## WHAT TO PRODUCE
Comb the records below for the string "light" and copy each line where it turns up.

--- begin ---

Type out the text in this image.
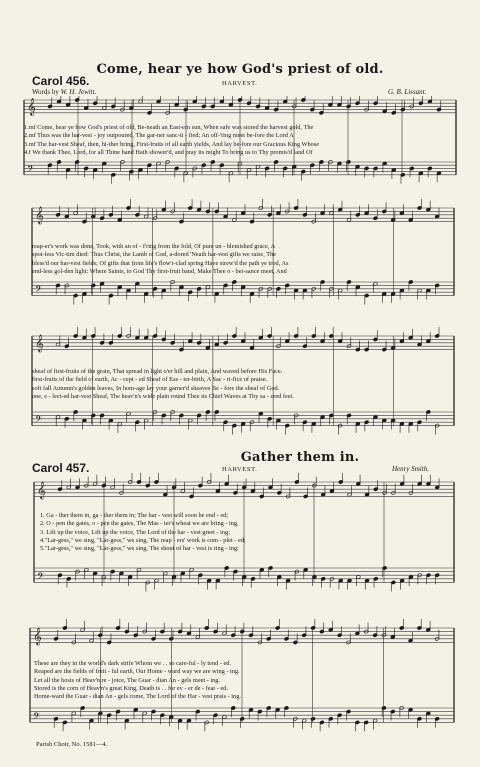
Come, hear ye how God's priest of old.
Carol 456.	HARVEST.
Words by W. H. Jewitt.	G. B. Lissant.
𝄞
𝄢
1.mf Come, hear ye how God's priest of old, Be-neath an East-ern sun, When safe was stored the harvest gold, The
2.mf Thus was the har-vest - joy outpoured, The gar-ner sanc-ti - fied; An off-'ring meet be-fore the Lord A
3.mf The har-vest Sheaf, then, hi-ther bring, First-fruits of all earth yields, And lay be-fore our Gracious King Whose
4.f We thank Thee, Lord, for all Thine hand Hath shower'd, and pray its might To bring us to Thy promis'd land Of
𝄞
𝄢
reap-er's work was done, Took, with an of - f'ring from the fold, Of pure un - blemished grace, A
spot-less Vic-tim died: Thus Christ, the Lamb of God, a-dored 'Neath har-vest gifts we raise, The
bless'd our har-vest fields; Of gifts that from life's flow'r-clad spring Have strew'd the path ye trod, As
end-less gol-den light: Where Saints, to God Thy first-fruit band, Make Thee o - bei-sance meet, And
𝄞
𝄢
sheaf of first-fruits of the grain, That spread in light o'er hill and plain, And waved before His Face.
first-fruits of the field of earth, Ac - cept - ed Sheaf of Eas - ter-birth, A Sac - ri-fice of praise.
soft fall Autumn's golden leaves, In hom-age lay your garner'd sheaves Be - fore the sheaf of God.
one, e - lect-ed har-vest Sheaf, The heav'n's wide plain round Thee its Chief Waves at Thy sa - cred feet.
Gather them in.
Carol 457.	HARVEST.	Henry Smith.
𝄞
𝄢
1. Ga - ther them in, ga - ther them in; The har - vest will soon be end - ed;
2. O - pen the gates, o - pen the gates, The Mas - ter's wheat we are bring - ing,
3. Lift up the voice, Lift up the voice, The Lord of the har - vest greet - ing;
4."Lar-gess," we sing, "Lar-gess," we sing, The reap - ers' work is com - plet - ed;
5."Lar-gess," we sing, "Lar-gess," we sing, The shout of har - vest is ring - ing;
𝄞
𝄢
These are they in the world's dark strife Whom we . . so care-ful - ly tend - ed.
Reaped are the fields of fruit - ful earth, Our Home - ward way we are wing - ing.
Let all the hosts of Heav'n re - joice, The Guar - dian An - gels meet - ing.
Stored is the corn of Heav'n's great King, Death is . . for ev - er de - feat - ed.
Home-ward the Guar - dian An - gels come, The Lord of the Har - vest prais - ing.
Parish Choir, No. 1581—4.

--- end ---

## CORRECT RESULT
end-less gol-den light: Where Saints, to God Thy first-fruit band, Make Thee o - bei-sance meet, And
sheaf of first-fruits of the grain, That spread in light o'er hill and plain, And waved before His Face.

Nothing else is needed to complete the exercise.